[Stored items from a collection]
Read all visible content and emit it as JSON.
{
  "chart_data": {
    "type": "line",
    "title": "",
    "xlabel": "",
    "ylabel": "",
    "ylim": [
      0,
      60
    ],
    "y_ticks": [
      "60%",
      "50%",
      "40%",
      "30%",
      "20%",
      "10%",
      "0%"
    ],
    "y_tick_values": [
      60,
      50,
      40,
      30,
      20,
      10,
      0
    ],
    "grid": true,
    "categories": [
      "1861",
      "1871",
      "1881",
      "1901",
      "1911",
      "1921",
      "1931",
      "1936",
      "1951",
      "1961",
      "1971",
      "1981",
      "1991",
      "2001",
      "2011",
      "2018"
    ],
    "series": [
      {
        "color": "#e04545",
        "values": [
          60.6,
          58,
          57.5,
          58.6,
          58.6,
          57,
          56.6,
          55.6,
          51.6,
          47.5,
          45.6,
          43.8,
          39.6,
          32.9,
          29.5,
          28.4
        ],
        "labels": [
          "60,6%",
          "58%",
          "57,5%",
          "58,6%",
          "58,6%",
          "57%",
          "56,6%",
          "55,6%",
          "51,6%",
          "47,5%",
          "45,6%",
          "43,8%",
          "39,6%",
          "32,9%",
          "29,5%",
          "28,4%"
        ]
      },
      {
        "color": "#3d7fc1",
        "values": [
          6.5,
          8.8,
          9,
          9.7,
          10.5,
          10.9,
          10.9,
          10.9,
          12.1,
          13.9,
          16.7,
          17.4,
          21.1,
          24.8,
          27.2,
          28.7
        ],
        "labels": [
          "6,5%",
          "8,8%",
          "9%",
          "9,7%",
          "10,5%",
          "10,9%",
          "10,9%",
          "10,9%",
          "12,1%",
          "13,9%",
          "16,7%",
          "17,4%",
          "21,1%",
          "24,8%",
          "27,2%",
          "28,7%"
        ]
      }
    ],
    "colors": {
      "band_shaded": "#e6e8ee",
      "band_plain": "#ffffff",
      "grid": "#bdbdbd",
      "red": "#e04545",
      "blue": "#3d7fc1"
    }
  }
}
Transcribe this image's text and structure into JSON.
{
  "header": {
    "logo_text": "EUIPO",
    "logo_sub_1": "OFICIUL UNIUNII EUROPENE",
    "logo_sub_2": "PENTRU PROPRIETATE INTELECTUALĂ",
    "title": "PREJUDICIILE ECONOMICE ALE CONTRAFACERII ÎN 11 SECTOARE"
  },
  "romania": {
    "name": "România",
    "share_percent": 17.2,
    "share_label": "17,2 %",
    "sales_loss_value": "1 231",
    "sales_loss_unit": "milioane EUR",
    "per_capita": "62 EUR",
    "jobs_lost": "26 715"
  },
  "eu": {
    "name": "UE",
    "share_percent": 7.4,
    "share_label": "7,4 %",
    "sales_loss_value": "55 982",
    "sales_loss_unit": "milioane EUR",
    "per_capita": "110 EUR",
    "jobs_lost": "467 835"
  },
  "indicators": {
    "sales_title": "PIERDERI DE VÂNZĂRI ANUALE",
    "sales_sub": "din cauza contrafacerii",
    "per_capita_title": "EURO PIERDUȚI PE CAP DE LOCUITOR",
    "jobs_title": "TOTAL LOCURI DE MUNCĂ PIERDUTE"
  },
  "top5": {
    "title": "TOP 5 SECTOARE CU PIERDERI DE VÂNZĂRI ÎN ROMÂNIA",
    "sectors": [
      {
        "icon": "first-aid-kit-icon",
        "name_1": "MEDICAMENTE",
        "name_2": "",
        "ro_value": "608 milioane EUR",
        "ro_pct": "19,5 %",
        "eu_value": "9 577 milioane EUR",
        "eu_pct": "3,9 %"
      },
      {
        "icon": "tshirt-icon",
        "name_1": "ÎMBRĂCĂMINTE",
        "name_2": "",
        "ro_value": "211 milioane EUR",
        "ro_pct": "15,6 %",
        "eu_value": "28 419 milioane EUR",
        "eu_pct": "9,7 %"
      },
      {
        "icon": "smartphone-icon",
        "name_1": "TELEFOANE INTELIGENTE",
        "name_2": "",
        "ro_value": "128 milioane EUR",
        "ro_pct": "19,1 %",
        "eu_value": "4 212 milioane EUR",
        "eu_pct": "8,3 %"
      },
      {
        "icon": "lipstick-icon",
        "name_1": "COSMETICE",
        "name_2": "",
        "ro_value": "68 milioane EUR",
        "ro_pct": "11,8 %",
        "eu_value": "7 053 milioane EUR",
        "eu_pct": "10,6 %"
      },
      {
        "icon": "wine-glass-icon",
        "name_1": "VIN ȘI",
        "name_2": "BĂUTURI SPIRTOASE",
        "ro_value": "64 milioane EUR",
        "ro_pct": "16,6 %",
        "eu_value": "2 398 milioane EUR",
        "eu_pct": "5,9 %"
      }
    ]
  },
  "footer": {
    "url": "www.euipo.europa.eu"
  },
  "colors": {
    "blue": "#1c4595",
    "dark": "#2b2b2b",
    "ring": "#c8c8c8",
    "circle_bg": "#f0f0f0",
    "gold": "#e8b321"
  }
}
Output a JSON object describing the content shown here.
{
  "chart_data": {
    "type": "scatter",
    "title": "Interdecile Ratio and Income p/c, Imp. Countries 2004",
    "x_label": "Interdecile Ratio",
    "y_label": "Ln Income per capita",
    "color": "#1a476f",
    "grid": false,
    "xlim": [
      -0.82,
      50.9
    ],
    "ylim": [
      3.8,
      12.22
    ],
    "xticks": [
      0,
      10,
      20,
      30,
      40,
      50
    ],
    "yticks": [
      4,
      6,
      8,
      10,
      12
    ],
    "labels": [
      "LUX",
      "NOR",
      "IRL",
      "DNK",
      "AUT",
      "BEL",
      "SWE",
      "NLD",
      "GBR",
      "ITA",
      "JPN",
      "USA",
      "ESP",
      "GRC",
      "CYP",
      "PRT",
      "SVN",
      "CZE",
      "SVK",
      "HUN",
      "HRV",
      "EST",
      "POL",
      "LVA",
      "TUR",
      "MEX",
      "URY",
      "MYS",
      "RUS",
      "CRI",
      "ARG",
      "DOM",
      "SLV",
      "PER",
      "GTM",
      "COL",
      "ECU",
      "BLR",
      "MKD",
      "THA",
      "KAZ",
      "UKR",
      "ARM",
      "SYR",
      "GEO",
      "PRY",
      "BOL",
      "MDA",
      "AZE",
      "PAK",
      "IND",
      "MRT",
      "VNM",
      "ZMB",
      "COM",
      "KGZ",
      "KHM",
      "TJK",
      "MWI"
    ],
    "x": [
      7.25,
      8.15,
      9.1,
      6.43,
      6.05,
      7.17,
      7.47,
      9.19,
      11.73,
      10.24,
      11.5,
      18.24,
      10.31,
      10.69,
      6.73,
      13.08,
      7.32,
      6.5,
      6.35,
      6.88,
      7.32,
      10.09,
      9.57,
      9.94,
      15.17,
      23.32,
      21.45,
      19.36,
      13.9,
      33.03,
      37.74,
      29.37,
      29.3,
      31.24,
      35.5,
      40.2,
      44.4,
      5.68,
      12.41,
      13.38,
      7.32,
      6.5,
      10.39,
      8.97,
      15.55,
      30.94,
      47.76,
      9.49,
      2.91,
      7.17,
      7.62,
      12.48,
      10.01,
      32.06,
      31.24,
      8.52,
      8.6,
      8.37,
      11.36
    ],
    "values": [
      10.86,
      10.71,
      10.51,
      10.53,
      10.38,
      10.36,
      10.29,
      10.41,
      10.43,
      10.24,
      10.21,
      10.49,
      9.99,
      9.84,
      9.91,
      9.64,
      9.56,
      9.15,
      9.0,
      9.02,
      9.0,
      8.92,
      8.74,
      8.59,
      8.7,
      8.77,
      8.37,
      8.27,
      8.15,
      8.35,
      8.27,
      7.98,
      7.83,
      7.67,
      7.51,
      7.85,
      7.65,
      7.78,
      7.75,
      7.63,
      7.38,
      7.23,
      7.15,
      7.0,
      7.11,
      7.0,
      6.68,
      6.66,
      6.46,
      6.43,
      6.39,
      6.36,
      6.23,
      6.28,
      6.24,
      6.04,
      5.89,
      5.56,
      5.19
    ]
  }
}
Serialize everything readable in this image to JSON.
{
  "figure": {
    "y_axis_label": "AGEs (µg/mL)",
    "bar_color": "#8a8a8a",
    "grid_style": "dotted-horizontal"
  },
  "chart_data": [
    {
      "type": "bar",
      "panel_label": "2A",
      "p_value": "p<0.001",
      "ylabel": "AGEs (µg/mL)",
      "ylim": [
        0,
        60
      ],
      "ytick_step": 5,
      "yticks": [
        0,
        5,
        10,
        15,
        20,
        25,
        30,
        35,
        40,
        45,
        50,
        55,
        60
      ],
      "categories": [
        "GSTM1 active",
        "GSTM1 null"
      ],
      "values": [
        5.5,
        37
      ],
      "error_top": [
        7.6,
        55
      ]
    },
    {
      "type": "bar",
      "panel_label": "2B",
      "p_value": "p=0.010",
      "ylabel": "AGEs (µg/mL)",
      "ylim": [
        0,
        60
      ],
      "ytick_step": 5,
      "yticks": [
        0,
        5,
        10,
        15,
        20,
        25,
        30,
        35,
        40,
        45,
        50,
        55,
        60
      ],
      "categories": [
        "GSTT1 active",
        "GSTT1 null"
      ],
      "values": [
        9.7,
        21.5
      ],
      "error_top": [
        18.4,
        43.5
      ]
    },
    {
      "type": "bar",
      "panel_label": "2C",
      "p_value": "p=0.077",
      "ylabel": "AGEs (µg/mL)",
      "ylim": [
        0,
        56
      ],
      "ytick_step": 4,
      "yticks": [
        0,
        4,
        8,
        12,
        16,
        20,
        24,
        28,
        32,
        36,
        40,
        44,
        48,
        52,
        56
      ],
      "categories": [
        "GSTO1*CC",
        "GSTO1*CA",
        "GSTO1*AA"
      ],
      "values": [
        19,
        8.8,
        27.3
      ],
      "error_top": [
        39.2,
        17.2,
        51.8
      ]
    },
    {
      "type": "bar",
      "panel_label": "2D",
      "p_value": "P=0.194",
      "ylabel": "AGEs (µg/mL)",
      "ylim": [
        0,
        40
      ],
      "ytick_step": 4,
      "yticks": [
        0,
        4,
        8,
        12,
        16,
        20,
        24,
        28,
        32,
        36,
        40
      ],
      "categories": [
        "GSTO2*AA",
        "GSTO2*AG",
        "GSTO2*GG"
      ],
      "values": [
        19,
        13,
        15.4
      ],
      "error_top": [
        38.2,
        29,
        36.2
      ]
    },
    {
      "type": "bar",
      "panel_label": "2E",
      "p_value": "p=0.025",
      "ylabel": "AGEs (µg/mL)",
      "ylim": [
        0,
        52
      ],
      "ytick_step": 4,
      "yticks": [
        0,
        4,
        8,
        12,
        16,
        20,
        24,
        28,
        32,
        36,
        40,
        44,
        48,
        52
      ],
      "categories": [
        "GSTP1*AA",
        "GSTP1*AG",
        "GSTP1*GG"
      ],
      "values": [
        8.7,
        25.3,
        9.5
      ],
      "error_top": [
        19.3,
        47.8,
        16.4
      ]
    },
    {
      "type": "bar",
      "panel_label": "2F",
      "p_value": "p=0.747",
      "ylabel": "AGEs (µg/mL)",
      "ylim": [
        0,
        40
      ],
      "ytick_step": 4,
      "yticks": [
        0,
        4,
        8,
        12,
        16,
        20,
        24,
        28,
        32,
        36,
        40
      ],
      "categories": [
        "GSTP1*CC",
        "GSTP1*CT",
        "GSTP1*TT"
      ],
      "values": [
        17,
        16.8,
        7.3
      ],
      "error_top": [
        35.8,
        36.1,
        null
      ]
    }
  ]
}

* What is needed *
Identify and list each line with the word "Income".

* Exercise result *
    "title": "Interdecile Ratio and Income p/c, Imp. Countries 2004",
    "y_label": "Ln Income per capita",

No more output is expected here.